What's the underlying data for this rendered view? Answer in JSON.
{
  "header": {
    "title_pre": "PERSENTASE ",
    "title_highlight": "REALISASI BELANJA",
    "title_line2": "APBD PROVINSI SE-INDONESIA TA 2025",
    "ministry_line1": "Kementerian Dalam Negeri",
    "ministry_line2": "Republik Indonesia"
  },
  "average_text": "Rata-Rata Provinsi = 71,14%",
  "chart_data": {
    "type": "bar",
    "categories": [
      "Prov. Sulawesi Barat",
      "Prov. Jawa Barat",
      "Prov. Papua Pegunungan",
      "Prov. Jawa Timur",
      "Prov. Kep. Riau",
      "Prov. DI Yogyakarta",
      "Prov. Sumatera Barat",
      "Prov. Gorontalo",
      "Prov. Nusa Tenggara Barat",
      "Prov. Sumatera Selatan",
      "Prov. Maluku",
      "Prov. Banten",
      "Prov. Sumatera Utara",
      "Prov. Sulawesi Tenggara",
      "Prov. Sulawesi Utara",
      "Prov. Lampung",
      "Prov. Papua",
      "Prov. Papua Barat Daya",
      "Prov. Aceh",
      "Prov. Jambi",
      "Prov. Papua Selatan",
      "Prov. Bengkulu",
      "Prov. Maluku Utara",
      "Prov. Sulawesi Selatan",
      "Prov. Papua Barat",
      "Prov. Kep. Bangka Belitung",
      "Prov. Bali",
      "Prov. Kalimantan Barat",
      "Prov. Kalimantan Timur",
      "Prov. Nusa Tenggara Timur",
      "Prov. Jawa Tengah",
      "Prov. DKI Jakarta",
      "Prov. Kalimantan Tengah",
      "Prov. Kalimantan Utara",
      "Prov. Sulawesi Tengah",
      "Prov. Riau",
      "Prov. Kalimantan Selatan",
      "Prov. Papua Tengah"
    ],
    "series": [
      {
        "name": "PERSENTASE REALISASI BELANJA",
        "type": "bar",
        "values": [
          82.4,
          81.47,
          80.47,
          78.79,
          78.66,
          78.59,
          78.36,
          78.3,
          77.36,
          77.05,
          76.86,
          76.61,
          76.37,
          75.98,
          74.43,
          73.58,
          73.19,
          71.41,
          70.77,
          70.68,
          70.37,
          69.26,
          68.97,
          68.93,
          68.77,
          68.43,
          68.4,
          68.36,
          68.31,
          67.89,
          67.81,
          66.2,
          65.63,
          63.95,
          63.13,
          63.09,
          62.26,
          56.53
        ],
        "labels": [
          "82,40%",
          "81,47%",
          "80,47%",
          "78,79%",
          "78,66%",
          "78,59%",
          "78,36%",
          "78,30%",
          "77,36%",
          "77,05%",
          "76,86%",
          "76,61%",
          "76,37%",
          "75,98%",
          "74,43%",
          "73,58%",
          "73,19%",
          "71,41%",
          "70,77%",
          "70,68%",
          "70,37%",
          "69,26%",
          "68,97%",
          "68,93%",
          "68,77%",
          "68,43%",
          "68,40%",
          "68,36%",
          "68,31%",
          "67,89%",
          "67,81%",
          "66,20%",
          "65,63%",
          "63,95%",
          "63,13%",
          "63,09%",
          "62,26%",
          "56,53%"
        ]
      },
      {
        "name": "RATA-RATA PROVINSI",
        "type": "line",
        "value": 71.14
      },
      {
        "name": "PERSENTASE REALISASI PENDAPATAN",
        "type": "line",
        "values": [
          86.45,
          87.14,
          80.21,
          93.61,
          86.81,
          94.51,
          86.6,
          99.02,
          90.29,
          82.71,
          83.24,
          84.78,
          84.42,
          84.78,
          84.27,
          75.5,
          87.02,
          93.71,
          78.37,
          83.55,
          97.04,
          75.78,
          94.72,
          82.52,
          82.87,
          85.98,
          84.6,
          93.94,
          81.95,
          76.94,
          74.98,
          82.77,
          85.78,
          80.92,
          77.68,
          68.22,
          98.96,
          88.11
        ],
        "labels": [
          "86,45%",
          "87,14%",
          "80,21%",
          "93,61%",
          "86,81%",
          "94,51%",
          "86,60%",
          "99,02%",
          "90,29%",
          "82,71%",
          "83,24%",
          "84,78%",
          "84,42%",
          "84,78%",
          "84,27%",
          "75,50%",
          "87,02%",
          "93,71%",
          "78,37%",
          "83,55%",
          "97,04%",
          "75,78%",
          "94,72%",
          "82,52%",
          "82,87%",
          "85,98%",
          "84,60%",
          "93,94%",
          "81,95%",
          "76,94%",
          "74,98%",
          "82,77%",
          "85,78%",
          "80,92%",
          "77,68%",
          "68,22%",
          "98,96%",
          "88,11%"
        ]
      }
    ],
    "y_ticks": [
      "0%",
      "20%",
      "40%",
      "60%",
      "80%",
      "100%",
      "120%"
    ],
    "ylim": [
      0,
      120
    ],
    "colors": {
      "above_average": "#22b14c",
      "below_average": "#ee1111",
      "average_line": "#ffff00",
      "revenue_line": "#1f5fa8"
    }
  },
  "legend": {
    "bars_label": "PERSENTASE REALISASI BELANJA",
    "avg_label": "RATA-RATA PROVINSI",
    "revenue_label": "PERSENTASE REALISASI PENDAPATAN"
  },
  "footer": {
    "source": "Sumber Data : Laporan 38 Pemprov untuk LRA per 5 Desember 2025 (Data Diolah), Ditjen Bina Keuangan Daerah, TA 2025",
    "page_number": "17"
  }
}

▸ EXERCISE
Copy out every line from the data above that has "PENDAPATAN" in it.

▸ EXERCISE RESULT
        "name": "PERSENTASE REALISASI PENDAPATAN",
    "revenue_label": "PERSENTASE REALISASI PENDAPATAN"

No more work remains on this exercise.